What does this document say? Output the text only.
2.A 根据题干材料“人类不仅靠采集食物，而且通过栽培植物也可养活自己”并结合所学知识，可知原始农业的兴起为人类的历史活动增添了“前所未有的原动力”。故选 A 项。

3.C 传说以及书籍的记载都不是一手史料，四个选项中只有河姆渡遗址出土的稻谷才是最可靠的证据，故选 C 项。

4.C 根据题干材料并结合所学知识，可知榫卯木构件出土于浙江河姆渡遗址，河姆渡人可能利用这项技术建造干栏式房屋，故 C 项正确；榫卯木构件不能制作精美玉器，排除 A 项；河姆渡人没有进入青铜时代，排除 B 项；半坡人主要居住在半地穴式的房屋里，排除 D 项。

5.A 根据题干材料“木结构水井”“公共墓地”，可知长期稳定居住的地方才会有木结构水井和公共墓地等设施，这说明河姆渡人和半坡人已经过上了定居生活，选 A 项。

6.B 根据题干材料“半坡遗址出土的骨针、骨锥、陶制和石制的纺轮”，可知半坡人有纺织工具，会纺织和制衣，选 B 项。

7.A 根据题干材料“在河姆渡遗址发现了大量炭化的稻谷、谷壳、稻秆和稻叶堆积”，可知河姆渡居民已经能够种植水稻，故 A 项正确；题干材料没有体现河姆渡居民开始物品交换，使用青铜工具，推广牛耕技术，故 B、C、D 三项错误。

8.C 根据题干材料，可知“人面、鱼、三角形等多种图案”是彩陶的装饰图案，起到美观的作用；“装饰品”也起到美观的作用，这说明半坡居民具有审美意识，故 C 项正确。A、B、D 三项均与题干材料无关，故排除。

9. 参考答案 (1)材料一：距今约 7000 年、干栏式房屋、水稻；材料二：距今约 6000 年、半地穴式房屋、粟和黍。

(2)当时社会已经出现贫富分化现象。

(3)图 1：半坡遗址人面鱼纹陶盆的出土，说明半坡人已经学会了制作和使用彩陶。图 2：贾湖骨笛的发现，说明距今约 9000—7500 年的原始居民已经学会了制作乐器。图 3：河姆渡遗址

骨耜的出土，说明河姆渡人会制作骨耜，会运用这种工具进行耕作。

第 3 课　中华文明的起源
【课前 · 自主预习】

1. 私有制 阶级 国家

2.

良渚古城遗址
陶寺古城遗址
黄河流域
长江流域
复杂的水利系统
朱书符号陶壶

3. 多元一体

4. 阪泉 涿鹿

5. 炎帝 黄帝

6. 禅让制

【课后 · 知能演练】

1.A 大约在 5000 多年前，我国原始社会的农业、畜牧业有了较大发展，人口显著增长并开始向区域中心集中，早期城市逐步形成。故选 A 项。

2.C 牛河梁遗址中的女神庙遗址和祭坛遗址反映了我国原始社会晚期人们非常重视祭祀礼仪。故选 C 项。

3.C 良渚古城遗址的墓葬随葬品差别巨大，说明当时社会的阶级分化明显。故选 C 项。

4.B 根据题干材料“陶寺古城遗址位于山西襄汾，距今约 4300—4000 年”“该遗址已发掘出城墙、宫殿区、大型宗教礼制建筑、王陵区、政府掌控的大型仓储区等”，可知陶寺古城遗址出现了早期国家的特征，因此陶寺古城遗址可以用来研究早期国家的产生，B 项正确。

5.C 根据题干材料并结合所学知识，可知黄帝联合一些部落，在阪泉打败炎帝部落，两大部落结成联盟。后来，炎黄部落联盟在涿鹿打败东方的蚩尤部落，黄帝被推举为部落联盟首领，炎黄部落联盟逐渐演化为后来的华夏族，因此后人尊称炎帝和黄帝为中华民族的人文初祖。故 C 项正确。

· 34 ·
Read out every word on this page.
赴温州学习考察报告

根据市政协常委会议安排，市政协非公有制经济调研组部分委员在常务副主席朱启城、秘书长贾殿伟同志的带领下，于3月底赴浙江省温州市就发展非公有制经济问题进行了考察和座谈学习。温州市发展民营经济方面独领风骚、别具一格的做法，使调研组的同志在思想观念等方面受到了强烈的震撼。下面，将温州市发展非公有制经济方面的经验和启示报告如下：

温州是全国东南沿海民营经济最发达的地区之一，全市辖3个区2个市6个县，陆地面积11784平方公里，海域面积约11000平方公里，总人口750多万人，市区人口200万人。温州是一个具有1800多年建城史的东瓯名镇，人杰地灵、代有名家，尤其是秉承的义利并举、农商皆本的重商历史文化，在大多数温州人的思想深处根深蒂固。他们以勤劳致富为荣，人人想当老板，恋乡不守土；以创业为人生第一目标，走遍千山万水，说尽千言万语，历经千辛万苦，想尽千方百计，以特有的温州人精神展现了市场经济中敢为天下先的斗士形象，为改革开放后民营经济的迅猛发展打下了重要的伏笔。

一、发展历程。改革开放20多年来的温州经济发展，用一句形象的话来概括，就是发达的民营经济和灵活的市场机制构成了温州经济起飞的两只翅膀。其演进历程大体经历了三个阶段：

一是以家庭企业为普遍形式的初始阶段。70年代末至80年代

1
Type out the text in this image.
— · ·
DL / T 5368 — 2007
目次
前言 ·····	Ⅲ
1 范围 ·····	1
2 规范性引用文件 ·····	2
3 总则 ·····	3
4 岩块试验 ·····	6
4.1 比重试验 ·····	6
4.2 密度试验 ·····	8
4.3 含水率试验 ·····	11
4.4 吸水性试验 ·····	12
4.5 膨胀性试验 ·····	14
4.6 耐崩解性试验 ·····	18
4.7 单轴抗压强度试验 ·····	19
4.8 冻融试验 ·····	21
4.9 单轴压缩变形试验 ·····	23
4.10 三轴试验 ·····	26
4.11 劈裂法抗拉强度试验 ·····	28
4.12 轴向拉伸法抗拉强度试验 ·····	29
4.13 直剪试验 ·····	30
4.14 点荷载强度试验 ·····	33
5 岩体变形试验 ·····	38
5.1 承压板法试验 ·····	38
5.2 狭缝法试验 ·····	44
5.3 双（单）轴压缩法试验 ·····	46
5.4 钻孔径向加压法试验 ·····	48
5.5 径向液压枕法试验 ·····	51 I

THE PROBLEM:
Retype the material in full. Each word must match.

EXERCISE RESPONSE:
What does this document say? Output the text only.
2.A 根据题干材料“人类不仅靠采集食物，而且通过栽培植物也可养活自己”并结合所学知识，可知原始农业的兴起为人类的历史活动增添了“前所未有的原动力”。故选 A 项。

3.C 传说以及书籍的记载都不是一手史料，四个选项中只有河姆渡遗址出土的稻谷才是最可靠的证据，故选 C 项。

4.C 根据题干材料并结合所学知识，可知榫卯木构件出土于浙江河姆渡遗址，河姆渡人可能利用这项技术建造干栏式房屋，故 C 项正确；榫卯木构件不能制作精美玉器，排除 A 项；河姆渡人没有进入青铜时代，排除 B 项；半坡人主要居住在半地穴式的房屋里，排除 D 项。

5.A 根据题干材料“木结构水井”“公共墓地”，可知长期稳定居住的地方才会有木结构水井和公共墓地等设施，这说明河姆渡人和半坡人已经过上了定居生活，选 A 项。

6.B 根据题干材料“半坡遗址出土的骨针、骨锥、陶制和石制的纺轮”，可知半坡人有纺织工具，会纺织和制衣，选 B 项。

7.A 根据题干材料“在河姆渡遗址发现了大量炭化的稻谷、谷壳、稻秆和稻叶堆积”，可知河姆渡居民已经能够种植水稻，故 A 项正确；题干材料没有体现河姆渡居民开始物品交换，使用青铜工具，推广牛耕技术，故 B、C、D 三项错误。

8.C 根据题干材料，可知“人面、鱼、三角形等多种图案”是彩陶的装饰图案，起到美观的作用；“装饰品”也起到美观的作用，这说明半坡居民具有审美意识，故 C 项正确。A、B、D 三项均与题干材料无关，故排除。

9. 参考答案 (1)材料一：距今约 7000 年、干栏式房屋、水稻；材料二：距今约 6000 年、半地穴式房屋、粟和黍。

(2)当时社会已经出现贫富分化现象。

(3)图 1：半坡遗址人面鱼纹陶盆的出土，说明半坡人已经学会了制作和使用彩陶。图 2：贾湖骨笛的发现，说明距今约 9000—7500 年的原始居民已经学会了制作乐器。图 3：河姆渡遗址

骨耜的出土，说明河姆渡人会制作骨耜，会运用这种工具进行耕作。

第 3 课　中华文明的起源
【课前 · 自主预习】

1. 私有制 阶级 国家

2.

良渚古城遗址
陶寺古城遗址
黄河流域
长江流域
复杂的水利系统
朱书符号陶壶

3. 多元一体

4. 阪泉 涿鹿

5. 炎帝 黄帝

6. 禅让制

【课后 · 知能演练】

1.A 大约在 5000 多年前，我国原始社会的农业、畜牧业有了较大发展，人口显著增长并开始向区域中心集中，早期城市逐步形成。故选 A 项。

2.C 牛河梁遗址中的女神庙遗址和祭坛遗址反映了我国原始社会晚期人们非常重视祭祀礼仪。故选 C 项。

3.C 良渚古城遗址的墓葬随葬品差别巨大，说明当时社会的阶级分化明显。故选 C 项。

4.B 根据题干材料“陶寺古城遗址位于山西襄汾，距今约 4300—4000 年”“该遗址已发掘出城墙、宫殿区、大型宗教礼制建筑、王陵区、政府掌控的大型仓储区等”，可知陶寺古城遗址出现了早期国家的特征，因此陶寺古城遗址可以用来研究早期国家的产生，B 项正确。

5.C 根据题干材料并结合所学知识，可知黄帝联合一些部落，在阪泉打败炎帝部落，两大部落结成联盟。后来，炎黄部落联盟在涿鹿打败东方的蚩尤部落，黄帝被推举为部落联盟首领，炎黄部落联盟逐渐演化为后来的华夏族，因此后人尊称炎帝和黄帝为中华民族的人文初祖。故 C 项正确。

· 34 ·
Read out every word on this page.
赴温州学习考察报告

根据市政协常委会议安排，市政协非公有制经济调研组部分委员在常务副主席朱启城、秘书长贾殿伟同志的带领下，于3月底赴浙江省温州市就发展非公有制经济问题进行了考察和座谈学习。温州市发展民营经济方面独领风骚、别具一格的做法，使调研组的同志在思想观念等方面受到了强烈的震撼。下面，将温州市发展非公有制经济方面的经验和启示报告如下：

温州是全国东南沿海民营经济最发达的地区之一，全市辖3个区2个市6个县，陆地面积11784平方公里，海域面积约11000平方公里，总人口750多万人，市区人口200万人。温州是一个具有1800多年建城史的东瓯名镇，人杰地灵、代有名家，尤其是秉承的义利并举、农商皆本的重商历史文化，在大多数温州人的思想深处根深蒂固。他们以勤劳致富为荣，人人想当老板，恋乡不守土；以创业为人生第一目标，走遍千山万水，说尽千言万语，历经千辛万苦，想尽千方百计，以特有的温州人精神展现了市场经济中敢为天下先的斗士形象，为改革开放后民营经济的迅猛发展打下了重要的伏笔。

一、发展历程。改革开放20多年来的温州经济发展，用一句形象的话来概括，就是发达的民营经济和灵活的市场机制构成了温州经济起飞的两只翅膀。其演进历程大体经历了三个阶段：

一是以家庭企业为普遍形式的初始阶段。70年代末至80年代

1
Type out the text in this image.
— · ·
DL / T 5368 — 2007
目次
前言 ·····	Ⅲ
1 范围 ·····	1
2 规范性引用文件 ·····	2
3 总则 ·····	3
4 岩块试验 ·····	6
4.1 比重试验 ·····	6
4.2 密度试验 ·····	8
4.3 含水率试验 ·····	11
4.4 吸水性试验 ·····	12
4.5 膨胀性试验 ·····	14
4.6 耐崩解性试验 ·····	18
4.7 单轴抗压强度试验 ·····	19
4.8 冻融试验 ·····	21
4.9 单轴压缩变形试验 ·····	23
4.10 三轴试验 ·····	26
4.11 劈裂法抗拉强度试验 ·····	28
4.12 轴向拉伸法抗拉强度试验 ·····	29
4.13 直剪试验 ·····	30
4.14 点荷载强度试验 ·····	33
5 岩体变形试验 ·····	38
5.1 承压板法试验 ·····	38
5.2 狭缝法试验 ·····	44
5.3 双（单）轴压缩法试验 ·····	46
5.4 钻孔径向加压法试验 ·····	48
5.5 径向液压枕法试验 ·····	51 I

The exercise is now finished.